** Consignes **
1 – Dans le texte sur la culture en Méditerranée, relevez tous les couples de termes opposés dont la région « porte en elle les germes ».
2 – Prolongez le texte sur la culture en Méditerranée au-delà de son dernier paragraphe.

** Texte fourni **
Il est communément admis que tout projet de partenariat régional ne saurait connaître l'efficience et la pérennité souhaitées que si ses concepteurs intégraient à son architecture institutionnelle et à ses programmes d'action un solide soubassement culturel.

Pour assurer la relance du processus de construction de l'espace euro-méditerranéen, aujourd'hui en perte de vitesse, il est impératif d'accorder aux domaines de la culture et de la création la place qu'ils méritent dans la réalisation de cet ambitieux projet, de façon à répondre à une exigence propre à la vocation originelle de la Méditerranée, en tant que lieu de rencontres, de métissages et d'échanges féconds entre les peuples.

L'Histoire nous enseigne que cette région, berceau du monothéisme et creuset de civilisations florissantes, devenait un pôle de rayonnement culturel chaque fois que la sagesse, l'entente et le commerce des hommes l'emportaient sur les antagonismes et les velléités de domination et d'hégémonie.

Jusqu'à nos jours, la Méditerranée semble ne pas échapper à cette règle historique qui nous en rappelle l'implacable destin, celui d'une région qui porte en elle les germes de son union et de sa désunion, de son harmonie et de son chaos, de sa construction et de sa destruction, de sa rationalité et de sa déraison.

** Documents fournis **
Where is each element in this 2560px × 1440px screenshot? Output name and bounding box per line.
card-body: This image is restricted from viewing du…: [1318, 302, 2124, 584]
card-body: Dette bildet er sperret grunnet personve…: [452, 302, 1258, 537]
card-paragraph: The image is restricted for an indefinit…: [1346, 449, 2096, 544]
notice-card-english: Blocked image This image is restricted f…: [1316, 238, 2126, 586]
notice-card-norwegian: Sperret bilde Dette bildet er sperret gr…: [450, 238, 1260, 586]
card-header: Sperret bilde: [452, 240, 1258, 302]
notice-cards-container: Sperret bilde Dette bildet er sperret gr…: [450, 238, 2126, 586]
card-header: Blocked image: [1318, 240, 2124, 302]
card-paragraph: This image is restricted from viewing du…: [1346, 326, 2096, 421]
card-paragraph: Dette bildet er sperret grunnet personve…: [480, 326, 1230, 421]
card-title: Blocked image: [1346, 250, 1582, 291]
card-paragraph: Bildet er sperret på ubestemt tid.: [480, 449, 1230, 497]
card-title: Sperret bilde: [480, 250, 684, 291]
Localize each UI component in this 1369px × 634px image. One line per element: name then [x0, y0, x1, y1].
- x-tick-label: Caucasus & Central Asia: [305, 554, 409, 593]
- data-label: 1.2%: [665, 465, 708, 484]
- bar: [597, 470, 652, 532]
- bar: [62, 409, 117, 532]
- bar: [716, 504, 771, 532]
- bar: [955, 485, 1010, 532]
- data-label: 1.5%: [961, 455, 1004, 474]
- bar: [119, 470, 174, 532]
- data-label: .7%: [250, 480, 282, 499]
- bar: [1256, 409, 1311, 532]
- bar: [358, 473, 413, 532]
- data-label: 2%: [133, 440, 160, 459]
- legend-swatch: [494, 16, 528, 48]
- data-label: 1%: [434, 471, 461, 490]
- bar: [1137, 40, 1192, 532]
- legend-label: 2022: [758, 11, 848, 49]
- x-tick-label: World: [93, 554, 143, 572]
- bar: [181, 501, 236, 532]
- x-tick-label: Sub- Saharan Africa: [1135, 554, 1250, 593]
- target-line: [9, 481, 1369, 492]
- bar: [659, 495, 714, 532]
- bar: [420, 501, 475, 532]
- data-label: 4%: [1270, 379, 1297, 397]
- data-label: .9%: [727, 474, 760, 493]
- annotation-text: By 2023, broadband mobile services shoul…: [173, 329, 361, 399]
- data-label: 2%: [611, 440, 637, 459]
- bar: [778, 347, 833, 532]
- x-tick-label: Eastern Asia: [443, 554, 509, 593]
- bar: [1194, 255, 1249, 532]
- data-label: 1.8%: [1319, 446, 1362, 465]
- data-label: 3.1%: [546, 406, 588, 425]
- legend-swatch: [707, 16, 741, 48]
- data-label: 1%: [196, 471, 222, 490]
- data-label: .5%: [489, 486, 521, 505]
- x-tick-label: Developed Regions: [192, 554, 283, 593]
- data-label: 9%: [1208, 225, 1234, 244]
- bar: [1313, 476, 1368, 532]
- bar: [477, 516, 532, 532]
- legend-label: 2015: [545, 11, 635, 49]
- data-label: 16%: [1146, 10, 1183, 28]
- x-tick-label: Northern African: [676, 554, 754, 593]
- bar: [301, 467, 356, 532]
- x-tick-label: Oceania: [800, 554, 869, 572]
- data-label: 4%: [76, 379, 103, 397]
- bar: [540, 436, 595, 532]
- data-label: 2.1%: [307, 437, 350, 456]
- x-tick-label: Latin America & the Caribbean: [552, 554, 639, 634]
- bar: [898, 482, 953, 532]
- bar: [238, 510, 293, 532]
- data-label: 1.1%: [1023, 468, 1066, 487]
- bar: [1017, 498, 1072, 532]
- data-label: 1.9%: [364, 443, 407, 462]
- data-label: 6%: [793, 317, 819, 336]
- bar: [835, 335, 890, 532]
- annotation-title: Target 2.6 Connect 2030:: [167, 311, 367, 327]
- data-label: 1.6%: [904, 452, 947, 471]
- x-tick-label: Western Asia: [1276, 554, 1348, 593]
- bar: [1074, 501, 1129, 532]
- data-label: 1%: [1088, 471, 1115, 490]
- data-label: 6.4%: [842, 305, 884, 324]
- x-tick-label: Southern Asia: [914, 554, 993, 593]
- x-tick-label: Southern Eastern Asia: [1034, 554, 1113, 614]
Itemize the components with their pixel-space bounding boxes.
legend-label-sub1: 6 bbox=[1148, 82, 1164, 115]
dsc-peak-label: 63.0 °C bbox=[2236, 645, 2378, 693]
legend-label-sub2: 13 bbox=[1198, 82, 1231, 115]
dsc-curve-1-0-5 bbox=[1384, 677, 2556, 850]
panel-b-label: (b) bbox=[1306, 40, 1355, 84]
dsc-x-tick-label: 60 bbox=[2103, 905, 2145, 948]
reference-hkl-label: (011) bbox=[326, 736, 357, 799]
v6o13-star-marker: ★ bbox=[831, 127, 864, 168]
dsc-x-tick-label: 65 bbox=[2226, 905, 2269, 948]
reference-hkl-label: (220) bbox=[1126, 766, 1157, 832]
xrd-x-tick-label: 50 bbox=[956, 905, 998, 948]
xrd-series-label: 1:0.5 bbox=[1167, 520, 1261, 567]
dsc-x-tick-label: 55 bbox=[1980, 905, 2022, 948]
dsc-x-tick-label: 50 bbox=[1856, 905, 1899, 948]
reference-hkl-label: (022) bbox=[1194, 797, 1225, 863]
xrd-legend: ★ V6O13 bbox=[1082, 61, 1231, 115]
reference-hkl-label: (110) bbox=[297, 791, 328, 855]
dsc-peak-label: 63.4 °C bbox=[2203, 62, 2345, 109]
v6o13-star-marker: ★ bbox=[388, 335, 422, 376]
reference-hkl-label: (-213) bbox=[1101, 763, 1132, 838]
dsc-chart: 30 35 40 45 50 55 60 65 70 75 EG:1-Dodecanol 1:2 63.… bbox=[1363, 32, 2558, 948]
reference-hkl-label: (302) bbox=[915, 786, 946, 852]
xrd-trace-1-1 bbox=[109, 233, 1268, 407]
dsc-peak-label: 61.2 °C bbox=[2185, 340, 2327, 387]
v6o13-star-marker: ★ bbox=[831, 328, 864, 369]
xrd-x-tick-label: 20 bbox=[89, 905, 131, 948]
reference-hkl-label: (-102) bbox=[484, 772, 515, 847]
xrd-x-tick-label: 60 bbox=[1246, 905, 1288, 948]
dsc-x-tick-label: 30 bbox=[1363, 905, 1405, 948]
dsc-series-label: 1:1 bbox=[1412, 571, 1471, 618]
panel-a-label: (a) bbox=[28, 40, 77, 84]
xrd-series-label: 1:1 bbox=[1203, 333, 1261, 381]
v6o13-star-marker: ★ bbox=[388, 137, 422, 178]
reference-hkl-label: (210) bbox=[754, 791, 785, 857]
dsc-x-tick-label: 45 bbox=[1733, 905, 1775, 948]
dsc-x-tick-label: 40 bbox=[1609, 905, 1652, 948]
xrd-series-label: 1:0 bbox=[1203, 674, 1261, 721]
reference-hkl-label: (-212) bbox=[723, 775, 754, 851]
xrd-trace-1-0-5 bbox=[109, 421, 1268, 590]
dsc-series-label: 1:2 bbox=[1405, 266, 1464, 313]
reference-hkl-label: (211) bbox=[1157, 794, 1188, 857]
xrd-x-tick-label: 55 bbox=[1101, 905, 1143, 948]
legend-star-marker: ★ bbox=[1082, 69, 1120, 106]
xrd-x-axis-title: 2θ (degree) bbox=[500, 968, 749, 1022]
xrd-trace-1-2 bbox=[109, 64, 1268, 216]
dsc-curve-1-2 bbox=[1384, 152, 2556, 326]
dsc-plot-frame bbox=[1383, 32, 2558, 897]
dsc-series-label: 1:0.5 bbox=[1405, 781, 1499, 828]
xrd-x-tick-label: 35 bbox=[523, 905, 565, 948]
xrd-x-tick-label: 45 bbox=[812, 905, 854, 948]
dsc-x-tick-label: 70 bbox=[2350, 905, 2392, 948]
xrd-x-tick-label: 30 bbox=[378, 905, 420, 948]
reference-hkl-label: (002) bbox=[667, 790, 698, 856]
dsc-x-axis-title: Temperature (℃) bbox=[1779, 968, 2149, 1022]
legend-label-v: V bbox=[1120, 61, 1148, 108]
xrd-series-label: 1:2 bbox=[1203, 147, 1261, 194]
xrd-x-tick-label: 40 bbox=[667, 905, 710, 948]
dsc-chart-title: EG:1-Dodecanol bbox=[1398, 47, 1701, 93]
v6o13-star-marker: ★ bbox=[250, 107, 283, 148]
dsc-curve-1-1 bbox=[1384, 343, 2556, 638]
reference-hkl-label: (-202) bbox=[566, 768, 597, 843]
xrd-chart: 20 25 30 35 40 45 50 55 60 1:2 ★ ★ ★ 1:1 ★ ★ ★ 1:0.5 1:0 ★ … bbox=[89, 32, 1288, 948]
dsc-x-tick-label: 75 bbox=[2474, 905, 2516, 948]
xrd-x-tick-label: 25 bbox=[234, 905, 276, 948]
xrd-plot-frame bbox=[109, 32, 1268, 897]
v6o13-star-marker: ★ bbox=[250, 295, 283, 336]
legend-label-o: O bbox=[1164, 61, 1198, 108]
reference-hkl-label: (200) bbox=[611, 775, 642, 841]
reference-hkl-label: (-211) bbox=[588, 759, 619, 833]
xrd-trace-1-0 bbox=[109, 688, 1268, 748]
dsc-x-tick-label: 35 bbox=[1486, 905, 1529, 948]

** Réponses **
1 –
- son union et sa désunion
- son harmonie et son chaos
- sa construction et sa destruction
- sa rationalité et sa déraison

2 –
Le paysage actuel nous amène à y croire. Force est de constater qu'en dépit d'un grand potentiel économique et humain et d'un riche héritage culturel partagé, le projet de partenariat euro-Méditerranéen bat de l'aile. L'Union pour la Méditerranée, venue se greffer sur le processus de Barcelone, tarde à mettre en exécution certains projets dont elle est l'organe fédérateur, manquant de surcroît de visibilité, au niveau tant de ses activités que de ses objectifs.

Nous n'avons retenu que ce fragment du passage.